What is being asked: Set the listing down unchanged, minus every embedded image.

The records:
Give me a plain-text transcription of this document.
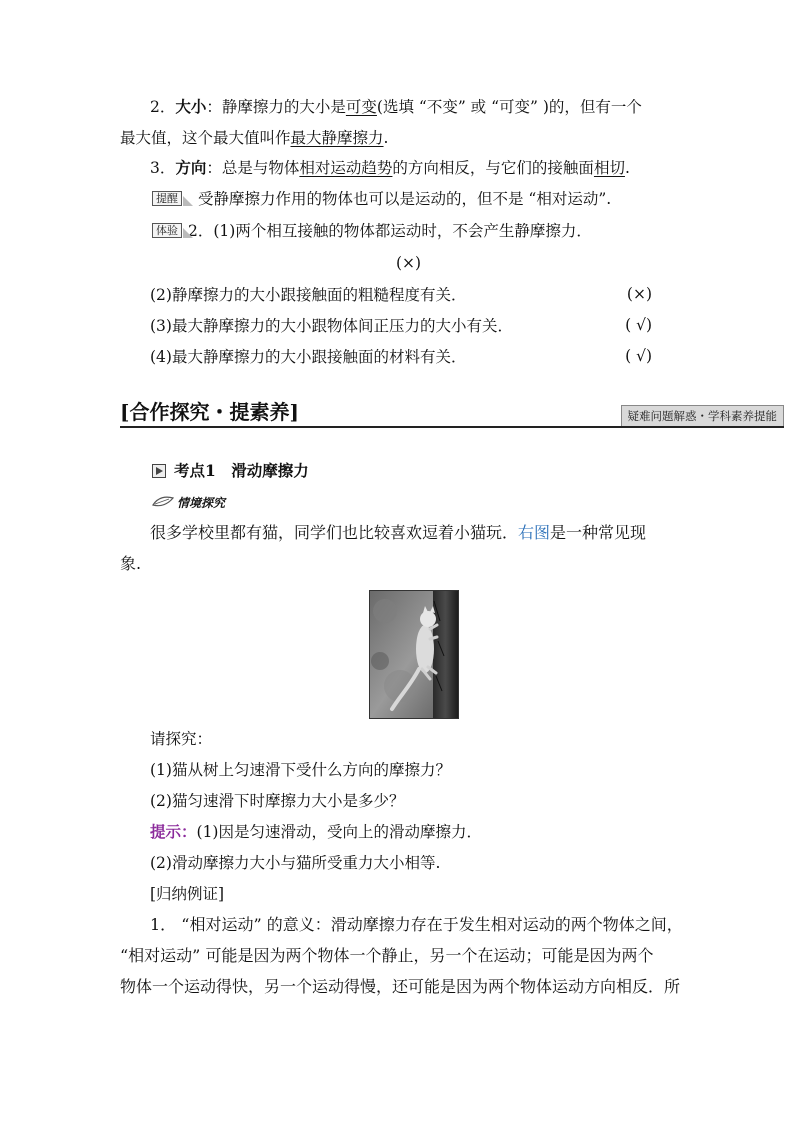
2．大小：静摩擦力的大小是可变(选填 “不变” 或 “可变” )的，但有一个
最大值，这个最大值叫作最大静摩擦力.
3．方向：总是与物体相对运动趋势的方向相反，与它们的接触面相切.
提醒 受静摩擦力作用的物体也可以是运动的，但不是 “相对运动”.
体验 2．(1)两个相互接触的物体都运动时，不会产生静摩擦力．
(×)
(2)静摩擦力的大小跟接触面的粗糙程度有关．	(×)
(3)最大静摩擦力的大小跟物体间正压力的大小有关．	( √)
(4)最大静摩擦力的大小跟接触面的材料有关．	( √)
[合作探究・提素养]	疑难问题解惑・学科素养提能
考点1　滑动摩擦力
情境探究
很多学校里都有猫，同学们也比较喜欢逗着小猫玩．右图是一种常见现
象.
请探究：
(1)猫从树上匀速滑下受什么方向的摩擦力？
(2)猫匀速滑下时摩擦力大小是多少？
提示：(1)因是匀速滑动，受向上的滑动摩擦力．
(2)滑动摩擦力大小与猫所受重力大小相等.
[归纳例证]
1． “相对运动” 的意义：滑动摩擦力存在于发生相对运动的两个物体之间，
“相对运动” 可能是因为两个物体一个静止，另一个在运动；可能是因为两个
物体一个运动得快，另一个运动得慢，还可能是因为两个物体运动方向相反．所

Solution below:
Give me a plain-text transcription of this document.
2．大小：静摩擦力的大小是可变(选填 “不变” 或 “可变” )的，但有一个
最大值，这个最大值叫作最大静摩擦力.
3．方向：总是与物体相对运动趋势的方向相反，与它们的接触面相切.
提醒 受静摩擦力作用的物体也可以是运动的，但不是 “相对运动”.
体验 2．(1)两个相互接触的物体都运动时，不会产生静摩擦力．
(×)
(2)静摩擦力的大小跟接触面的粗糙程度有关．	(×)
(3)最大静摩擦力的大小跟物体间正压力的大小有关．	( √)
(4)最大静摩擦力的大小跟接触面的材料有关．	( √)
[合作探究・提素养]	疑难问题解惑・学科素养提能
考点1　滑动摩擦力
情境探究
很多学校里都有猫，同学们也比较喜欢逗着小猫玩．右图是一种常见现
象.
请探究：
(1)猫从树上匀速滑下受什么方向的摩擦力？
(2)猫匀速滑下时摩擦力大小是多少？
提示：(1)因是匀速滑动，受向上的滑动摩擦力．
(2)滑动摩擦力大小与猫所受重力大小相等.
[归纳例证]
1． “相对运动” 的意义：滑动摩擦力存在于发生相对运动的两个物体之间，
“相对运动” 可能是因为两个物体一个静止，另一个在运动；可能是因为两个
物体一个运动得快，另一个运动得慢，还可能是因为两个物体运动方向相反．所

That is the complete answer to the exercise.